Problem to work on: In the text on Tate's revision of Lear, which character did Tate drop, presumably to meet neoclassical standards of decorum?

Tate was responding to the same discomfort later felt by Samuel Johnson, who confessed that he found Lear so unendurably painful that he could read Shakespeare’s text only in the line of duty as an editor. Ideas of poetic justice demanded that, as Tate put it in his concluding lines, “Truth and virtue shall at last succeed.” “Regularity” and “probability,” thought to be lacking in Shakespeare’s plot, were needed in order to confirm that the gods are beneficent providers for human destiny. The slaughter of Cordelia, which seemed to imply a wanton universe and to counsel philosophical despair, could not be allowed to stand. Accordingly, Tate not only reunited father and daughter at the play’s end, but also provided a love interest throughout between Edgar and Cordelia (leaving out France and Burgundy entirely). The love story gave the play a much-desired romantic titillation. It also, in Tate’s view, gave a better motivation for Edgar: his disguise was no longer merely “a poor shift to save his life” but rather a “generous design” to aid Cordelia. Tate also eliminated the Fool, motivated presumably by a desire to fulfill neoclassical standards of decorum that eschewed low comedy in a tragedy. Tate’s revisions had a political point to make as well: by eliminating the King of France and the French invasion of England, he transformed the military conflict in Lear into one of horrifying civil war and joyful reestablishment of royal authority—an object lesson not easily missed by Restoration audiences with vivid memories of their own civil war.

Data provided:
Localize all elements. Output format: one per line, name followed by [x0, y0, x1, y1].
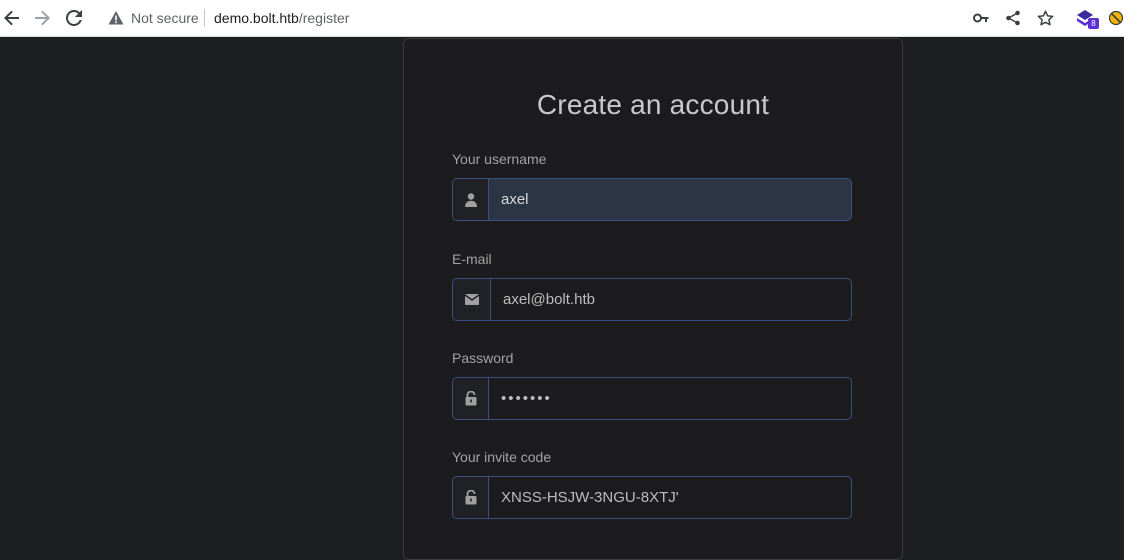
password-label: Password [452, 350, 514, 366]
envelope-icon [464, 294, 479, 305]
email-label: E-mail [452, 251, 492, 267]
url-text[interactable]: demo.bolt.htb/register [214, 10, 349, 26]
unlock-icon [465, 391, 476, 406]
back-arrow-icon [4, 10, 19, 26]
key-icon [973, 13, 989, 23]
username-group [452, 178, 852, 221]
url-path: /register [298, 10, 350, 26]
invite-code-label: Your invite code [452, 449, 552, 465]
blocked-icon [1108, 10, 1124, 26]
reload-button[interactable] [62, 6, 86, 30]
username-input[interactable] [489, 179, 851, 220]
back-button[interactable] [0, 6, 24, 30]
star-icon [1037, 10, 1053, 25]
unlock-icon [465, 490, 476, 505]
invite-code-input[interactable] [489, 477, 851, 518]
password-addon [453, 378, 489, 419]
forward-arrow-icon [35, 10, 50, 26]
password-input[interactable] [489, 378, 851, 419]
password-group [452, 377, 852, 420]
share-icon [1006, 10, 1020, 26]
register-card: Create an account Your username E-mail P… [403, 38, 903, 560]
forward-button[interactable] [30, 6, 54, 30]
password-key-button[interactable] [969, 6, 993, 30]
invite-code-group [452, 476, 852, 519]
browser-toolbar: Not secure demo.bolt.htb/register 8 [0, 0, 1124, 37]
extension-badge: 8 [1088, 18, 1099, 29]
invite-addon [453, 477, 489, 518]
user-icon [464, 192, 477, 207]
email-input[interactable] [491, 279, 851, 320]
warning-icon [108, 11, 124, 25]
url-domain: demo.bolt.htb [214, 10, 299, 26]
email-group [452, 278, 852, 321]
blocker-extension-button[interactable] [1104, 6, 1124, 30]
page-title: Create an account [536, 89, 770, 120]
username-addon [453, 179, 489, 220]
email-addon [453, 279, 491, 320]
username-label: Your username [452, 151, 547, 167]
address-bar[interactable]: Not secure demo.bolt.htb/register [98, 3, 1062, 33]
reload-icon [66, 10, 82, 26]
url-divider [204, 9, 205, 27]
security-label[interactable]: Not secure [131, 10, 199, 26]
share-button[interactable] [1001, 6, 1025, 30]
bookmark-button[interactable] [1033, 6, 1057, 30]
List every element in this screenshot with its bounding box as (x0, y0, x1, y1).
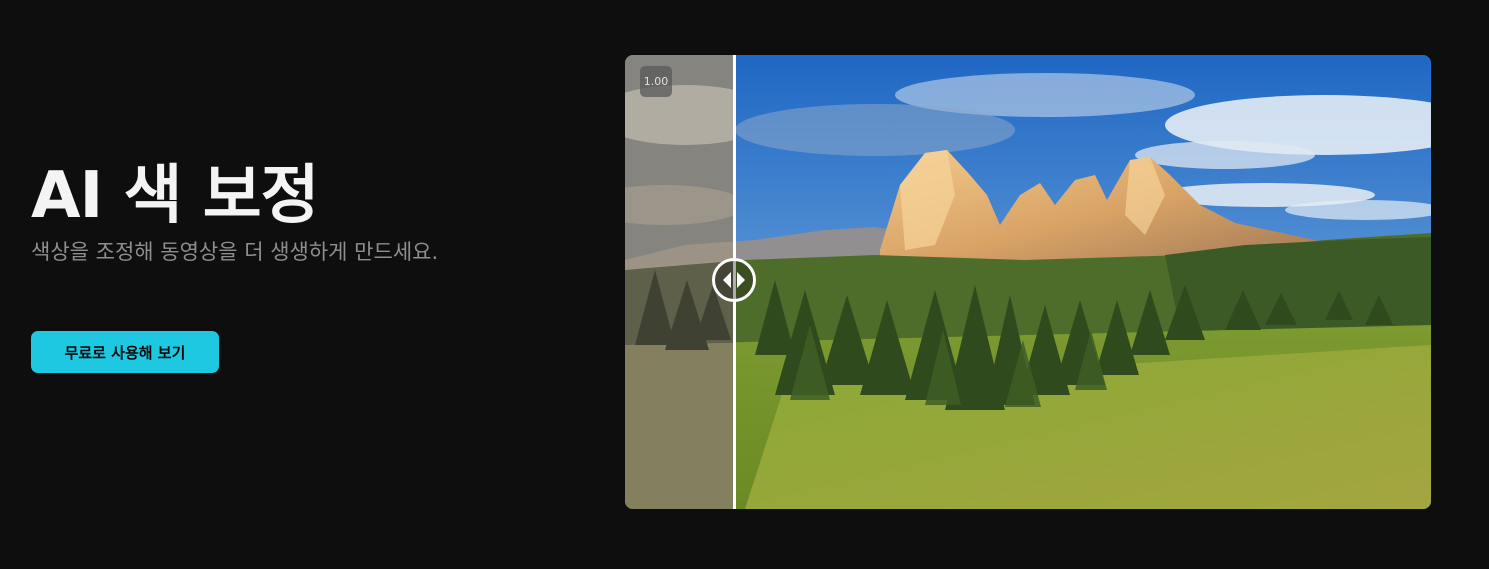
before-after-comparison[interactable]: 1.00 (625, 55, 1431, 509)
left-right-arrows-icon (723, 272, 745, 288)
page-subtitle: 색상을 조정해 동영상을 더 생생하게 만드세요. (31, 240, 439, 264)
speed-badge: 1.00 (640, 66, 672, 97)
try-free-button[interactable]: 무료로 사용해 보기 (31, 331, 219, 373)
comparison-slider-handle[interactable] (712, 258, 756, 302)
page-title: AI 색 보정 (31, 159, 320, 233)
hero-copy: AI 색 보정 색상을 조정해 동영상을 더 생생하게 만드세요. (31, 150, 471, 267)
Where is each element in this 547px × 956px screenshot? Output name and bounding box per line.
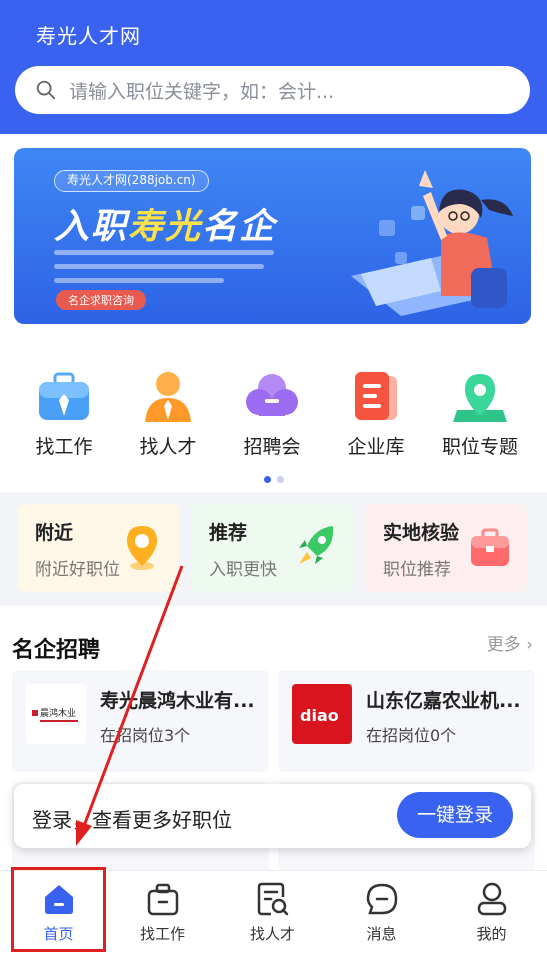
card-verified[interactable]: 实地核验 职位推荐 [365, 504, 527, 592]
search-icon [36, 80, 56, 100]
nav-find-job[interactable]: 找工作 [12, 370, 116, 459]
nav-job-topics-label: 职位专题 [441, 436, 518, 458]
nav-job-fair-label: 招聘会 [243, 436, 301, 458]
person-icon [145, 372, 191, 422]
banner-headline-c: 名企 [202, 207, 277, 247]
carousel-dots [0, 476, 547, 483]
nav-company-db-label: 企业库 [347, 436, 405, 458]
feature-cards: 附近 附近好职位 推荐 入职更快 实地核验 职位推荐 [0, 492, 547, 606]
company-card[interactable]: 晨鸿木业 寿光晨鸿木业有... 在招岗位3个 [12, 670, 269, 772]
section-title: 名企招聘 [12, 638, 101, 663]
profile-icon [477, 882, 506, 916]
banner-consult-button[interactable]: 名企求职咨询 [56, 290, 146, 310]
document-icon [355, 372, 397, 420]
nav-find-talent-label: 找人才 [139, 436, 197, 458]
nav-find-talent[interactable]: 找人才 [116, 370, 220, 459]
search-bar[interactable]: 请输入职位关键字，如：会计... [15, 66, 530, 114]
card-nearby[interactable]: 附近 附近好职位 [17, 504, 179, 592]
banner-headline-b: 寿光 [128, 207, 203, 247]
banner-illustration [351, 170, 513, 316]
one-click-login-button[interactable]: 一键登录 [397, 792, 513, 838]
company-card[interactable]: diao 山东亿嘉农业机... 在招岗位0个 [278, 670, 535, 772]
briefcase-icon [39, 372, 89, 420]
briefcase-icon [147, 883, 178, 916]
tab-find-job[interactable]: 找工作 [108, 871, 217, 956]
more-link[interactable]: 更多 › [487, 630, 533, 655]
nav-find-job-label: 找工作 [35, 436, 93, 458]
main-content: 寿光人才网(288job.cn) 入职寿光名企 名企求职咨询 找工作 找人才 招… [0, 134, 547, 872]
carousel-dot [276, 476, 284, 483]
company-logo: 晨鸿木业 [26, 684, 86, 744]
search-resume-icon [257, 882, 288, 916]
quick-nav: 找工作 找人才 招聘会 企业库 职位专题 [0, 370, 547, 460]
nav-job-fair[interactable]: 招聘会 [220, 370, 324, 459]
tab-profile-label: 我的 [476, 925, 507, 943]
nav-company-db[interactable]: 企业库 [324, 370, 428, 459]
tab-find-talent-label: 找人才 [249, 925, 295, 943]
company-logo: diao [292, 684, 352, 744]
chevron-right-icon: › [526, 635, 533, 655]
company-logo-text: 晨鸿木业 [40, 707, 76, 719]
rocket-icon [299, 526, 334, 564]
tab-messages[interactable]: 消息 [327, 871, 436, 956]
briefcase-icon [471, 528, 509, 566]
app-title: 寿光人才网 [36, 24, 141, 48]
carousel-dot-active [263, 476, 271, 483]
banner-site-label: 寿光人才网(288job.cn) [54, 170, 209, 192]
login-prompt: 登录，查看更多好职位 一键登录 [14, 784, 531, 848]
annotation-highlight-box [11, 867, 106, 952]
nav-job-topics[interactable]: 职位专题 [428, 370, 532, 459]
card-recommend[interactable]: 推荐 入职更快 [191, 504, 353, 592]
message-icon [366, 883, 397, 915]
login-prompt-text: 登录，查看更多好职位 [32, 808, 232, 832]
company-jobs: 在招岗位3个 [100, 726, 191, 745]
tab-find-job-label: 找工作 [139, 925, 185, 943]
banner-text-lines [54, 250, 284, 292]
banner-headline-a: 入职 [54, 207, 129, 247]
banner-headline: 入职寿光名企 [54, 198, 276, 249]
more-link-label: 更多 [486, 635, 521, 655]
map-pin-icon [453, 374, 507, 422]
company-name: 寿光晨鸿木业有... [100, 690, 255, 712]
tab-messages-label: 消息 [366, 925, 397, 943]
header: 寿光人才网 请输入职位关键字，如：会计... [0, 0, 547, 134]
company-jobs: 在招岗位0个 [366, 726, 457, 745]
location-pin-icon [127, 526, 157, 570]
cloud-icon [246, 374, 298, 416]
company-logo-text: diao [300, 706, 339, 725]
tab-profile[interactable]: 我的 [437, 871, 546, 956]
search-placeholder: 请输入职位关键字，如：会计... [69, 80, 335, 103]
tab-find-talent[interactable]: 找人才 [218, 871, 327, 956]
promo-banner[interactable]: 寿光人才网(288job.cn) 入职寿光名企 名企求职咨询 [14, 148, 531, 324]
company-name: 山东亿嘉农业机... [366, 690, 521, 712]
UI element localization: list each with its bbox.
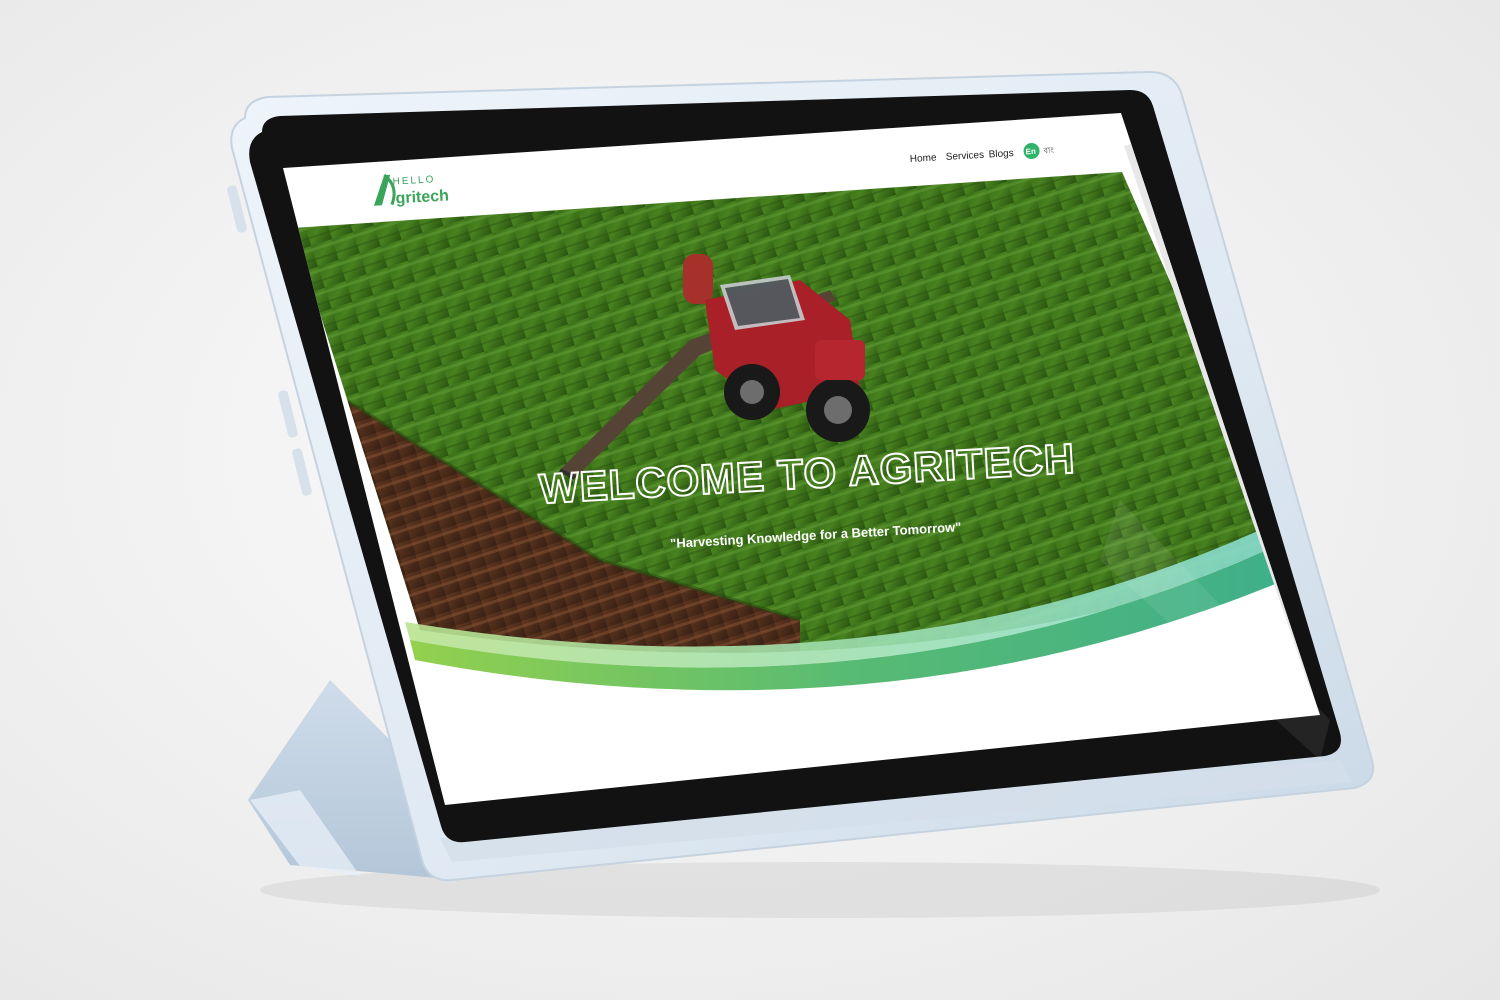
nav-blogs[interactable]: Blogs bbox=[988, 148, 1014, 160]
nav-home[interactable]: Home bbox=[910, 152, 938, 165]
mockup-stage: HELLO gritech Home Services Blogs En বাং… bbox=[0, 0, 1500, 1000]
lang-en[interactable]: En bbox=[1025, 147, 1036, 157]
tablet-mockup: HELLO gritech Home Services Blogs En বাং… bbox=[227, 70, 1380, 918]
nav-services[interactable]: Services bbox=[945, 150, 984, 163]
logo-agritech: gritech bbox=[395, 187, 449, 207]
lang-bn[interactable]: বাং bbox=[1042, 146, 1054, 156]
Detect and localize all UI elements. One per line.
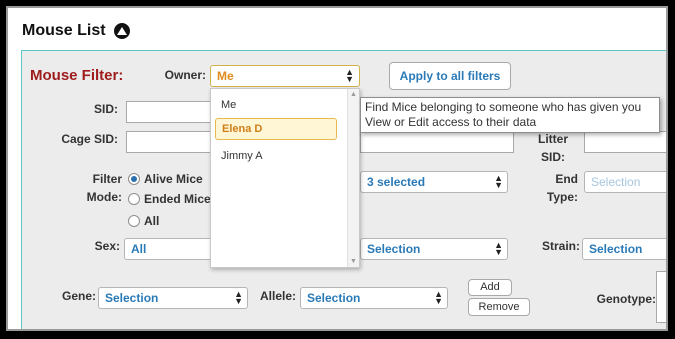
sid-input[interactable] — [126, 101, 216, 123]
multi-select-value: 3 selected — [367, 175, 426, 189]
mode-ended-label: Ended Mice — [144, 192, 211, 206]
radio-selected-icon[interactable] — [128, 173, 140, 185]
mode-all-label: All — [144, 214, 160, 228]
radio-icon[interactable] — [128, 215, 140, 227]
mid-select[interactable]: Selection ▲ ▼ — [360, 238, 508, 260]
mid-select-value: Selection — [367, 242, 421, 256]
owner-tooltip: Find Mice belonging to someone who has g… — [360, 97, 660, 133]
cage-sid-label: Cage SID: — [61, 132, 118, 146]
sid-label: SID: — [94, 102, 118, 116]
litter-sid-label: Litter SID: — [538, 132, 568, 164]
owner-option-elena-d[interactable]: Elena D — [215, 118, 337, 140]
end-type-value: Selection — [591, 175, 641, 189]
sex-select-value: All — [131, 242, 147, 256]
updown-arrow-icon: ▲ ▼ — [494, 173, 503, 190]
collapse-up-icon[interactable] — [113, 23, 130, 39]
mode-alive-mice[interactable]: Alive Mice — [128, 170, 203, 188]
strain-select[interactable]: Selection — [582, 238, 666, 260]
app-window: Mouse List Mouse Filter: Owner: Me ▲ ▼ Ap… — [6, 6, 668, 331]
add-genotype-button[interactable]: Add — [468, 279, 512, 296]
filter-title: Mouse Filter: — [30, 67, 124, 84]
mode-all[interactable]: All — [128, 212, 159, 230]
litter-sid-input[interactable] — [584, 131, 666, 153]
end-type-select[interactable]: Selection — [584, 171, 666, 193]
allele-select-value: Selection — [307, 291, 361, 305]
radio-icon[interactable] — [128, 193, 140, 205]
strain-select-value: Selection — [589, 242, 643, 256]
dropdown-scrollbar[interactable]: ▲ ▼ — [347, 89, 359, 267]
end-type-label: End Type: — [546, 172, 578, 204]
owner-select[interactable]: Me ▲ ▼ — [210, 65, 360, 87]
sex-label: Sex: — [94, 239, 120, 253]
allele-select[interactable]: Selection ▲ ▼ — [300, 287, 448, 309]
mode-ended-mice[interactable]: Ended Mice — [128, 190, 211, 208]
gene-select-value: Selection — [105, 291, 159, 305]
genotype-label: Genotype: — [596, 292, 656, 306]
allele-label: Allele: — [259, 289, 296, 303]
owner-select-value: Me — [217, 69, 234, 83]
gene-select[interactable]: Selection ▲ ▼ — [98, 287, 248, 309]
mouse-filter-panel: Mouse Filter: Owner: Me ▲ ▼ Apply to all … — [21, 50, 666, 329]
apply-to-all-filters-button[interactable]: Apply to all filters — [389, 62, 511, 90]
mid-text-input[interactable] — [360, 131, 514, 153]
scroll-up-icon[interactable]: ▲ — [350, 91, 357, 98]
title-bar: Mouse List — [22, 20, 130, 42]
owner-label: Owner: — [164, 68, 206, 82]
multi-select[interactable]: 3 selected ▲ ▼ — [360, 171, 508, 193]
genotype-list[interactable] — [656, 271, 666, 323]
filter-mode-label: Filter Mode: — [86, 172, 122, 204]
page-title: Mouse List — [22, 22, 106, 39]
owner-option-jimmy-a[interactable]: Jimmy A — [215, 146, 337, 168]
sex-select[interactable]: All — [124, 238, 216, 260]
remove-genotype-button[interactable]: Remove — [468, 298, 530, 316]
updown-arrow-icon: ▲ ▼ — [494, 240, 503, 257]
gene-label: Gene: — [61, 289, 96, 303]
scroll-down-icon[interactable]: ▼ — [350, 258, 357, 265]
cage-sid-input[interactable] — [126, 131, 216, 153]
mode-alive-label: Alive Mice — [144, 172, 203, 186]
strain-label: Strain: — [541, 239, 580, 253]
owner-option-me[interactable]: Me — [215, 95, 337, 117]
owner-dropdown-list: Me Elena D Jimmy A ▲ ▼ — [210, 88, 360, 268]
updown-arrow-icon: ▲ ▼ — [434, 289, 443, 306]
updown-arrow-icon: ▲ ▼ — [345, 67, 354, 84]
updown-arrow-icon: ▲ ▼ — [234, 289, 243, 306]
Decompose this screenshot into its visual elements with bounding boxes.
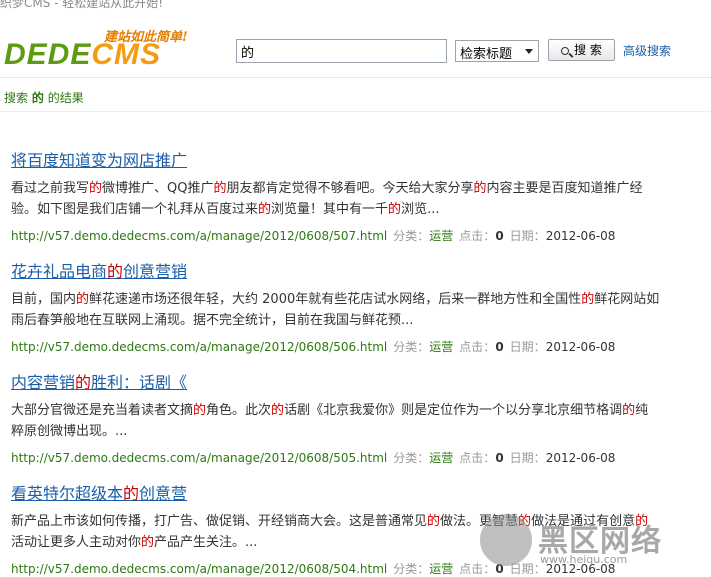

Worked answer: The Fool.